(What is required): Reproduce the material in full, exactly as written.

(Data extract):
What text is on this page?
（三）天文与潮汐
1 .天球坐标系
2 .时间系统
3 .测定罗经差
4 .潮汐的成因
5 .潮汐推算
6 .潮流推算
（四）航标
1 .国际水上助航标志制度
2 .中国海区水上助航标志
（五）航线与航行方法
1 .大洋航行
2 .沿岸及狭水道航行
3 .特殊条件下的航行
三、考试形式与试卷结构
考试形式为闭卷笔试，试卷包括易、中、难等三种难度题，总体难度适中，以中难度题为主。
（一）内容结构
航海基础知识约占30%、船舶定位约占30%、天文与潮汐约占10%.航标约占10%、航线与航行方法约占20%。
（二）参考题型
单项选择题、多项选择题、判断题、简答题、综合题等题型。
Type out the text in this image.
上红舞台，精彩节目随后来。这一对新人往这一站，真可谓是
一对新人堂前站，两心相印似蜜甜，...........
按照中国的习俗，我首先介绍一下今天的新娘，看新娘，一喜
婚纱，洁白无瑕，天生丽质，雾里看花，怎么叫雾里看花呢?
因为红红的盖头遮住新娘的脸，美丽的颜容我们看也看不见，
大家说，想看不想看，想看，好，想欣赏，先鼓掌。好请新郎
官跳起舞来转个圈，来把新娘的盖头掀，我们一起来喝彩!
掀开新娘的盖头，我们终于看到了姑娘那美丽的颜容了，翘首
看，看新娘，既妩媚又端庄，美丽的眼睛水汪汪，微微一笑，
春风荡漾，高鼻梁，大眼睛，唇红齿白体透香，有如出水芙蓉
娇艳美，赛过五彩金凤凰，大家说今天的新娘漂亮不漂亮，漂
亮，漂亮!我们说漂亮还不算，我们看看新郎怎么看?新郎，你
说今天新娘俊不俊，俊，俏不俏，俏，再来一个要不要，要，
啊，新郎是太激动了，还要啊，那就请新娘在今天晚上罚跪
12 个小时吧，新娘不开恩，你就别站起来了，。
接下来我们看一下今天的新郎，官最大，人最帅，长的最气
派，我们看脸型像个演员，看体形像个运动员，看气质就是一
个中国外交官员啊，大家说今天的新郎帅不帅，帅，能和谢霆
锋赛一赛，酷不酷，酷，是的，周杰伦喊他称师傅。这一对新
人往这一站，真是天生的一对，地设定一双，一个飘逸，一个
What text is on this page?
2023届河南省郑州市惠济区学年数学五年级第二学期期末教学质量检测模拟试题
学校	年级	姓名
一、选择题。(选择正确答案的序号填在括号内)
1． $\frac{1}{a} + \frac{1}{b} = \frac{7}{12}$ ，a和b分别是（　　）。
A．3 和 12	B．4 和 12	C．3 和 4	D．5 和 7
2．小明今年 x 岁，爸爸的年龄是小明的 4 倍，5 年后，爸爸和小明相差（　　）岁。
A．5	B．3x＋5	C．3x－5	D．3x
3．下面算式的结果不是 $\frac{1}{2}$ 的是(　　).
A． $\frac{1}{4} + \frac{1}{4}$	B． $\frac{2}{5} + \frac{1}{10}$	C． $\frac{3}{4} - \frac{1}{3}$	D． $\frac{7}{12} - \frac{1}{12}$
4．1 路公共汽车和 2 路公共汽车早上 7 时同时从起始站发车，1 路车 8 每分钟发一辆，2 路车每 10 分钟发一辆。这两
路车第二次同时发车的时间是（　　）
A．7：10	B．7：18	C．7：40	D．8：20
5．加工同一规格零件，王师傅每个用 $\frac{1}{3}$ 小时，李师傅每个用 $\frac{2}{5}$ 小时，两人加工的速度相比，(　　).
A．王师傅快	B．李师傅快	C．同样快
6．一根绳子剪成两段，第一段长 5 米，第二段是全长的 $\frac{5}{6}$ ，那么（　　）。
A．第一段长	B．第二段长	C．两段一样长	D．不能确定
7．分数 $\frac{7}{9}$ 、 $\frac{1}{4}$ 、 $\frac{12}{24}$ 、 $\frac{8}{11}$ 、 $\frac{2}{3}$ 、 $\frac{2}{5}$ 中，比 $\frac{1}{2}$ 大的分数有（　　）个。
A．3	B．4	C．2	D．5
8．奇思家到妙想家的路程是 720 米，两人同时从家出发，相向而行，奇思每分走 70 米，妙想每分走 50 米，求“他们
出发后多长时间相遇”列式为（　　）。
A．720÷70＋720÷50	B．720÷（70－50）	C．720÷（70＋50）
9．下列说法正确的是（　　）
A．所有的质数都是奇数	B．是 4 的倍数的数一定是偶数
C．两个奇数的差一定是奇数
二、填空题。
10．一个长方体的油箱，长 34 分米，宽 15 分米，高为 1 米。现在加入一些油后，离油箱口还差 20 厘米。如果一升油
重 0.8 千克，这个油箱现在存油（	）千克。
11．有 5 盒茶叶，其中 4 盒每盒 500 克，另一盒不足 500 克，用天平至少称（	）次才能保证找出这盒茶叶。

(Result of the task):
What text is on this page?
（三）天文与潮汐
1 .天球坐标系
2 .时间系统
3 .测定罗经差
4 .潮汐的成因
5 .潮汐推算
6 .潮流推算
（四）航标
1 .国际水上助航标志制度
2 .中国海区水上助航标志
（五）航线与航行方法
1 .大洋航行
2 .沿岸及狭水道航行
3 .特殊条件下的航行
三、考试形式与试卷结构
考试形式为闭卷笔试，试卷包括易、中、难等三种难度题，总体难度适中，以中难度题为主。
（一）内容结构
航海基础知识约占30%、船舶定位约占30%、天文与潮汐约占10%.航标约占10%、航线与航行方法约占20%。
（二）参考题型
单项选择题、多项选择题、判断题、简答题、综合题等题型。
Type out the text in this image.
上红舞台，精彩节目随后来。这一对新人往这一站，真可谓是
一对新人堂前站，两心相印似蜜甜，...........
按照中国的习俗，我首先介绍一下今天的新娘，看新娘，一喜
婚纱，洁白无瑕，天生丽质，雾里看花，怎么叫雾里看花呢?
因为红红的盖头遮住新娘的脸，美丽的颜容我们看也看不见，
大家说，想看不想看，想看，好，想欣赏，先鼓掌。好请新郎
官跳起舞来转个圈，来把新娘的盖头掀，我们一起来喝彩!
掀开新娘的盖头，我们终于看到了姑娘那美丽的颜容了，翘首
看，看新娘，既妩媚又端庄，美丽的眼睛水汪汪，微微一笑，
春风荡漾，高鼻梁，大眼睛，唇红齿白体透香，有如出水芙蓉
娇艳美，赛过五彩金凤凰，大家说今天的新娘漂亮不漂亮，漂
亮，漂亮!我们说漂亮还不算，我们看看新郎怎么看?新郎，你
说今天新娘俊不俊，俊，俏不俏，俏，再来一个要不要，要，
啊，新郎是太激动了，还要啊，那就请新娘在今天晚上罚跪
12 个小时吧，新娘不开恩，你就别站起来了，。
接下来我们看一下今天的新郎，官最大，人最帅，长的最气
派，我们看脸型像个演员，看体形像个运动员，看气质就是一
个中国外交官员啊，大家说今天的新郎帅不帅，帅，能和谢霆
锋赛一赛，酷不酷，酷，是的，周杰伦喊他称师傅。这一对新
人往这一站，真是天生的一对，地设定一双，一个飘逸，一个
What text is on this page?
2023届河南省郑州市惠济区学年数学五年级第二学期期末教学质量检测模拟试题
学校	年级	姓名
一、选择题。(选择正确答案的序号填在括号内)
1． $\frac{1}{a} + \frac{1}{b} = \frac{7}{12}$ ，a和b分别是（　　）。
A．3 和 12	B．4 和 12	C．3 和 4	D．5 和 7
2．小明今年 x 岁，爸爸的年龄是小明的 4 倍，5 年后，爸爸和小明相差（　　）岁。
A．5	B．3x＋5	C．3x－5	D．3x
3．下面算式的结果不是 $\frac{1}{2}$ 的是(　　).
A． $\frac{1}{4} + \frac{1}{4}$	B． $\frac{2}{5} + \frac{1}{10}$	C． $\frac{3}{4} - \frac{1}{3}$	D． $\frac{7}{12} - \frac{1}{12}$
4．1 路公共汽车和 2 路公共汽车早上 7 时同时从起始站发车，1 路车 8 每分钟发一辆，2 路车每 10 分钟发一辆。这两
路车第二次同时发车的时间是（　　）
A．7：10	B．7：18	C．7：40	D．8：20
5．加工同一规格零件，王师傅每个用 $\frac{1}{3}$ 小时，李师傅每个用 $\frac{2}{5}$ 小时，两人加工的速度相比，(　　).
A．王师傅快	B．李师傅快	C．同样快
6．一根绳子剪成两段，第一段长 5 米，第二段是全长的 $\frac{5}{6}$ ，那么（　　）。
A．第一段长	B．第二段长	C．两段一样长	D．不能确定
7．分数 $\frac{7}{9}$ 、 $\frac{1}{4}$ 、 $\frac{12}{24}$ 、 $\frac{8}{11}$ 、 $\frac{2}{3}$ 、 $\frac{2}{5}$ 中，比 $\frac{1}{2}$ 大的分数有（　　）个。
A．3	B．4	C．2	D．5
8．奇思家到妙想家的路程是 720 米，两人同时从家出发，相向而行，奇思每分走 70 米，妙想每分走 50 米，求“他们
出发后多长时间相遇”列式为（　　）。
A．720÷70＋720÷50	B．720÷（70－50）	C．720÷（70＋50）
9．下列说法正确的是（　　）
A．所有的质数都是奇数	B．是 4 的倍数的数一定是偶数
C．两个奇数的差一定是奇数
二、填空题。
10．一个长方体的油箱，长 34 分米，宽 15 分米，高为 1 米。现在加入一些油后，离油箱口还差 20 厘米。如果一升油
重 0.8 千克，这个油箱现在存油（	）千克。
11．有 5 盒茶叶，其中 4 盒每盒 500 克，另一盒不足 500 克，用天平至少称（	）次才能保证找出这盒茶叶。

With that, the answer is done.